*TASK DETAILS*: Output, word for word, every line from the line with "Convert this document image to plain text." through the final line of the data below.

*RAW RECORDS*:
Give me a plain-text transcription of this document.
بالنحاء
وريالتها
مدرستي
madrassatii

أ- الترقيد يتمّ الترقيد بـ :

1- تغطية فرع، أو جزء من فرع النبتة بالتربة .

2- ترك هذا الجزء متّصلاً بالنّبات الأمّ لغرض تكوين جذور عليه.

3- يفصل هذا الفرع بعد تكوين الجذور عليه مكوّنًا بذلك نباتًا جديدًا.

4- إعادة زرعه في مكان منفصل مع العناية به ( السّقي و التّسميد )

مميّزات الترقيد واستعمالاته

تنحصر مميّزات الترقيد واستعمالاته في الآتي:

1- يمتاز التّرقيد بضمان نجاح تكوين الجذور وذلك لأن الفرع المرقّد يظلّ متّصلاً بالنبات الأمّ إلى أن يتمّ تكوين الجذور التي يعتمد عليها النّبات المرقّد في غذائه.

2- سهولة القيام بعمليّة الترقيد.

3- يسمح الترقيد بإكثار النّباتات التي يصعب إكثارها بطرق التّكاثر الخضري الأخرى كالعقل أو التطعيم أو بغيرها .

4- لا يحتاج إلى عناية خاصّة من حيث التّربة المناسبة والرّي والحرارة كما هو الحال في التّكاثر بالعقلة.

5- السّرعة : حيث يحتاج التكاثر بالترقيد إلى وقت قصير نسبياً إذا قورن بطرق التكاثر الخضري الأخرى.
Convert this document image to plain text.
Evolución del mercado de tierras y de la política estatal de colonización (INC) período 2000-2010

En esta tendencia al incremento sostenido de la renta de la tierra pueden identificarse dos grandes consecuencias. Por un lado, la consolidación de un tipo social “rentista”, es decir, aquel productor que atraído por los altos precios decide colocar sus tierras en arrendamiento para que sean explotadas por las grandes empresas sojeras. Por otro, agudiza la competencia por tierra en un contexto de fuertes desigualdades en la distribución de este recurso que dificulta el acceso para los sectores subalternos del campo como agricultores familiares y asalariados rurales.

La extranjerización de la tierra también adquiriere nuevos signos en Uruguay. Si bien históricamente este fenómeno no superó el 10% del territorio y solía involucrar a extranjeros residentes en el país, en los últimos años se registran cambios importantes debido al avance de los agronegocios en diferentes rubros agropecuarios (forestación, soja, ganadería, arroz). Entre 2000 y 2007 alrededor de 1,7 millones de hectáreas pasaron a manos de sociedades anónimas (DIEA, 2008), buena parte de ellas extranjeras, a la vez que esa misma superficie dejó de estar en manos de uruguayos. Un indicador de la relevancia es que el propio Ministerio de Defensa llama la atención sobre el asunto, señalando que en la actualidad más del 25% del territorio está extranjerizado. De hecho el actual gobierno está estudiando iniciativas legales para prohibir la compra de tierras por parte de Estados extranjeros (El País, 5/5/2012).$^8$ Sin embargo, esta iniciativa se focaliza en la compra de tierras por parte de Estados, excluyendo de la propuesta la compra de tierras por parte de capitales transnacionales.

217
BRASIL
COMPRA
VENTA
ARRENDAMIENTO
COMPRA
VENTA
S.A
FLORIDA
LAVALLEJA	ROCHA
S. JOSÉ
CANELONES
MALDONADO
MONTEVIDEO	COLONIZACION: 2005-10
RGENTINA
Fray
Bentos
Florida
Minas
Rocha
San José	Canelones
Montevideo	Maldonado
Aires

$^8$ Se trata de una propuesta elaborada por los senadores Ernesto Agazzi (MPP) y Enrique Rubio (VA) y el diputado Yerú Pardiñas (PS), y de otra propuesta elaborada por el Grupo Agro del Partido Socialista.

*TASK SOLUTION*:
Convert this document image to plain text.
Evolución del mercado de tierras y de la política estatal de colonización (INC) período 2000-2010

En esta tendencia al incremento sostenido de la renta de la tierra pueden identificarse dos grandes consecuencias. Por un lado, la consolidación de un tipo social “rentista”, es decir, aquel productor que atraído por los altos precios decide colocar sus tierras en arrendamiento para que sean explotadas por las grandes empresas sojeras. Por otro, agudiza la competencia por tierra en un contexto de fuertes desigualdades en la distribución de este recurso que dificulta el acceso para los sectores subalternos del campo como agricultores familiares y asalariados rurales.

La extranjerización de la tierra también adquiriere nuevos signos en Uruguay. Si bien históricamente este fenómeno no superó el 10% del territorio y solía involucrar a extranjeros residentes en el país, en los últimos años se registran cambios importantes debido al avance de los agronegocios en diferentes rubros agropecuarios (forestación, soja, ganadería, arroz). Entre 2000 y 2007 alrededor de 1,7 millones de hectáreas pasaron a manos de sociedades anónimas (DIEA, 2008), buena parte de ellas extranjeras, a la vez que esa misma superficie dejó de estar en manos de uruguayos. Un indicador de la relevancia es que el propio Ministerio de Defensa llama la atención sobre el asunto, señalando que en la actualidad más del 25% del territorio está extranjerizado. De hecho el actual gobierno está estudiando iniciativas legales para prohibir la compra de tierras por parte de Estados extranjeros (El País, 5/5/2012).$^8$ Sin embargo, esta iniciativa se focaliza en la compra de tierras por parte de Estados, excluyendo de la propuesta la compra de tierras por parte de capitales transnacionales.

217
BRASIL
COMPRA
VENTA
ARRENDAMIENTO
COMPRA
VENTA
S.A
FLORIDA
LAVALLEJA	ROCHA
S. JOSÉ
CANELONES
MALDONADO
MONTEVIDEO	COLONIZACION: 2005-10
RGENTINA
Fray
Bentos
Florida
Minas
Rocha
San José	Canelones
Montevideo	Maldonado
Aires

$^8$ Se trata de una propuesta elaborada por los senadores Ernesto Agazzi (MPP) y Enrique Rubio (VA) y el diputado Yerú Pardiñas (PS), y de otra propuesta elaborada por el Grupo Agro del Partido Socialista.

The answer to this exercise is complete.